• _What the task requires_:
The entries below are to be written out again without alteration.

Entries taken from a collection:
══════
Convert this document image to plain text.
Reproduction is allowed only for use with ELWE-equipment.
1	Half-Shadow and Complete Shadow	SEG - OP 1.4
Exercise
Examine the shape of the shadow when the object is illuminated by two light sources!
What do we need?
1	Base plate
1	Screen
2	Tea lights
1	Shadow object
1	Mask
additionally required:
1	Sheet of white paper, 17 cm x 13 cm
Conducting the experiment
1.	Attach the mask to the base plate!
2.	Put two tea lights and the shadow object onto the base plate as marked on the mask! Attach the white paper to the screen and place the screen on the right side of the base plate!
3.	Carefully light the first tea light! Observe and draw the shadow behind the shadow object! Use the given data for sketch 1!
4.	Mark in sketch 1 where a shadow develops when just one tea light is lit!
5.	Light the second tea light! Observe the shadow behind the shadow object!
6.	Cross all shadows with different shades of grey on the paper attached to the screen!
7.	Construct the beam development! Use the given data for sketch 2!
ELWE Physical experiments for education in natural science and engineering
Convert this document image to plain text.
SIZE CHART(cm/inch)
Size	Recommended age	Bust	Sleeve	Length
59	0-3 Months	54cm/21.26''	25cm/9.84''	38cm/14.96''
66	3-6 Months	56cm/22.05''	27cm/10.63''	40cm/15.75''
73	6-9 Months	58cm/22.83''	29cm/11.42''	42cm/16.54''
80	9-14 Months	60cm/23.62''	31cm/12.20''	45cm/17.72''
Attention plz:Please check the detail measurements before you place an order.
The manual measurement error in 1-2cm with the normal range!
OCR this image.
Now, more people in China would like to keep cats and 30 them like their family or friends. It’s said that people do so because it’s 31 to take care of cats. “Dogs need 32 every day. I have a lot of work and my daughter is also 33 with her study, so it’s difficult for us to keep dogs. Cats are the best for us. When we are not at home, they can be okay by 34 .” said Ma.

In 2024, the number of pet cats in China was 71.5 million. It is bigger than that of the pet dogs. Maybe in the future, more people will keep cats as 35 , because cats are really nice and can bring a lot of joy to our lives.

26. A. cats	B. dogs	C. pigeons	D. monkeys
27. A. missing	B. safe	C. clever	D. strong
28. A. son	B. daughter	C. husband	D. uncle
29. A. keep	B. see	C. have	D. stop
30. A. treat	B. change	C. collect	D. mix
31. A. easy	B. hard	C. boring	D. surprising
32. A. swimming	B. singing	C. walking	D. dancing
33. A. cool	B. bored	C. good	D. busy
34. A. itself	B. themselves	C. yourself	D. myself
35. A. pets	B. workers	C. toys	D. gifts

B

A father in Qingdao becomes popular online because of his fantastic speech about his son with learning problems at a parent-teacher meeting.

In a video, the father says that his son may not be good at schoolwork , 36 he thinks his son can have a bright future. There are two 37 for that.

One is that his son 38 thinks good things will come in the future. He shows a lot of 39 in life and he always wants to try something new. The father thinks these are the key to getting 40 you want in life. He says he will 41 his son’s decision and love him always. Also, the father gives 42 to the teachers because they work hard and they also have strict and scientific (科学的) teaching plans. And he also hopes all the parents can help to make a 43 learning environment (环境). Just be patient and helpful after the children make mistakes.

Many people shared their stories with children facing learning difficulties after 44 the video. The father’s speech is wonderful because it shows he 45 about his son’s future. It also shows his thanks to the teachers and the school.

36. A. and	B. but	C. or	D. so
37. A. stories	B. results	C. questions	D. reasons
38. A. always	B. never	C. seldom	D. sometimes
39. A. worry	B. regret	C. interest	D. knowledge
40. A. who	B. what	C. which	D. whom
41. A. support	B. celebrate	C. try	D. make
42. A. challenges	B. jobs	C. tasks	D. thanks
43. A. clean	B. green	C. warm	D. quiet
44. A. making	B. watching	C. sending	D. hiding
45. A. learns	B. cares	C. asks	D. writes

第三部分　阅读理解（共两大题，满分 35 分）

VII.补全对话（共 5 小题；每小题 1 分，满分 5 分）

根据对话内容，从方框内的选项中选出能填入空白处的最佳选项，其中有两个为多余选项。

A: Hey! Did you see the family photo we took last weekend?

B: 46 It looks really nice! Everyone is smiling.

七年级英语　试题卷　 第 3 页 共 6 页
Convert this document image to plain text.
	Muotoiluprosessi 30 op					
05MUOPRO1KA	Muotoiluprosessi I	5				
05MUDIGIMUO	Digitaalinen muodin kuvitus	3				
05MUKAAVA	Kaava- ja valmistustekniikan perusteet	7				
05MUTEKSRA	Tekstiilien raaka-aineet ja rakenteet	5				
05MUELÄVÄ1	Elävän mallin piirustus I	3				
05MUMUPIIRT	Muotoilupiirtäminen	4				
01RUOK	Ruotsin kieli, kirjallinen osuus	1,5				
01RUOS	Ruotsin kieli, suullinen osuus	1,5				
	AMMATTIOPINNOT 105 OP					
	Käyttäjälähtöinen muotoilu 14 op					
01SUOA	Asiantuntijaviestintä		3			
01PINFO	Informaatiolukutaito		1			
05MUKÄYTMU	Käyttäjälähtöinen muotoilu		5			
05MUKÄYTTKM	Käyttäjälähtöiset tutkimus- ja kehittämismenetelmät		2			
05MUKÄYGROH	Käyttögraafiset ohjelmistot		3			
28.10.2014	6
══════
• _Complete answer_:
Convert this document image to plain text.
Reproduction is allowed only for use with ELWE-equipment.
1	Half-Shadow and Complete Shadow	SEG - OP 1.4
Exercise
Examine the shape of the shadow when the object is illuminated by two light sources!
What do we need?
1	Base plate
1	Screen
2	Tea lights
1	Shadow object
1	Mask
additionally required:
1	Sheet of white paper, 17 cm x 13 cm
Conducting the experiment
1.	Attach the mask to the base plate!
2.	Put two tea lights and the shadow object onto the base plate as marked on the mask! Attach the white paper to the screen and place the screen on the right side of the base plate!
3.	Carefully light the first tea light! Observe and draw the shadow behind the shadow object! Use the given data for sketch 1!
4.	Mark in sketch 1 where a shadow develops when just one tea light is lit!
5.	Light the second tea light! Observe the shadow behind the shadow object!
6.	Cross all shadows with different shades of grey on the paper attached to the screen!
7.	Construct the beam development! Use the given data for sketch 2!
ELWE Physical experiments for education in natural science and engineering
Convert this document image to plain text.
SIZE CHART(cm/inch)
Size	Recommended age	Bust	Sleeve	Length
59	0-3 Months	54cm/21.26''	25cm/9.84''	38cm/14.96''
66	3-6 Months	56cm/22.05''	27cm/10.63''	40cm/15.75''
73	6-9 Months	58cm/22.83''	29cm/11.42''	42cm/16.54''
80	9-14 Months	60cm/23.62''	31cm/12.20''	45cm/17.72''
Attention plz:Please check the detail measurements before you place an order.
The manual measurement error in 1-2cm with the normal range!
OCR this image.
Now, more people in China would like to keep cats and 30 them like their family or friends. It’s said that people do so because it’s 31 to take care of cats. “Dogs need 32 every day. I have a lot of work and my daughter is also 33 with her study, so it’s difficult for us to keep dogs. Cats are the best for us. When we are not at home, they can be okay by 34 .” said Ma.

In 2024, the number of pet cats in China was 71.5 million. It is bigger than that of the pet dogs. Maybe in the future, more people will keep cats as 35 , because cats are really nice and can bring a lot of joy to our lives.

26. A. cats	B. dogs	C. pigeons	D. monkeys
27. A. missing	B. safe	C. clever	D. strong
28. A. son	B. daughter	C. husband	D. uncle
29. A. keep	B. see	C. have	D. stop
30. A. treat	B. change	C. collect	D. mix
31. A. easy	B. hard	C. boring	D. surprising
32. A. swimming	B. singing	C. walking	D. dancing
33. A. cool	B. bored	C. good	D. busy
34. A. itself	B. themselves	C. yourself	D. myself
35. A. pets	B. workers	C. toys	D. gifts

B

A father in Qingdao becomes popular online because of his fantastic speech about his son with learning problems at a parent-teacher meeting.

In a video, the father says that his son may not be good at schoolwork , 36 he thinks his son can have a bright future. There are two 37 for that.

One is that his son 38 thinks good things will come in the future. He shows a lot of 39 in life and he always wants to try something new. The father thinks these are the key to getting 40 you want in life. He says he will 41 his son’s decision and love him always. Also, the father gives 42 to the teachers because they work hard and they also have strict and scientific (科学的) teaching plans. And he also hopes all the parents can help to make a 43 learning environment (环境). Just be patient and helpful after the children make mistakes.

Many people shared their stories with children facing learning difficulties after 44 the video. The father’s speech is wonderful because it shows he 45 about his son’s future. It also shows his thanks to the teachers and the school.

36. A. and	B. but	C. or	D. so
37. A. stories	B. results	C. questions	D. reasons
38. A. always	B. never	C. seldom	D. sometimes
39. A. worry	B. regret	C. interest	D. knowledge
40. A. who	B. what	C. which	D. whom
41. A. support	B. celebrate	C. try	D. make
42. A. challenges	B. jobs	C. tasks	D. thanks
43. A. clean	B. green	C. warm	D. quiet
44. A. making	B. watching	C. sending	D. hiding
45. A. learns	B. cares	C. asks	D. writes

第三部分　阅读理解（共两大题，满分 35 分）

VII.补全对话（共 5 小题；每小题 1 分，满分 5 分）

根据对话内容，从方框内的选项中选出能填入空白处的最佳选项，其中有两个为多余选项。

A: Hey! Did you see the family photo we took last weekend?

B: 46 It looks really nice! Everyone is smiling.

七年级英语　试题卷　 第 3 页 共 6 页
Convert this document image to plain text.
	Muotoiluprosessi 30 op					
05MUOPRO1KA	Muotoiluprosessi I	5				
05MUDIGIMUO	Digitaalinen muodin kuvitus	3				
05MUKAAVA	Kaava- ja valmistustekniikan perusteet	7				
05MUTEKSRA	Tekstiilien raaka-aineet ja rakenteet	5				
05MUELÄVÄ1	Elävän mallin piirustus I	3				
05MUMUPIIRT	Muotoilupiirtäminen	4				
01RUOK	Ruotsin kieli, kirjallinen osuus	1,5				
01RUOS	Ruotsin kieli, suullinen osuus	1,5				
	AMMATTIOPINNOT 105 OP					
	Käyttäjälähtöinen muotoilu 14 op					
01SUOA	Asiantuntijaviestintä		3			
01PINFO	Informaatiolukutaito		1			
05MUKÄYTMU	Käyttäjälähtöinen muotoilu		5			
05MUKÄYTTKM	Käyttäjälähtöiset tutkimus- ja kehittämismenetelmät		2			
05MUKÄYGROH	Käyttögraafiset ohjelmistot		3			
28.10.2014	6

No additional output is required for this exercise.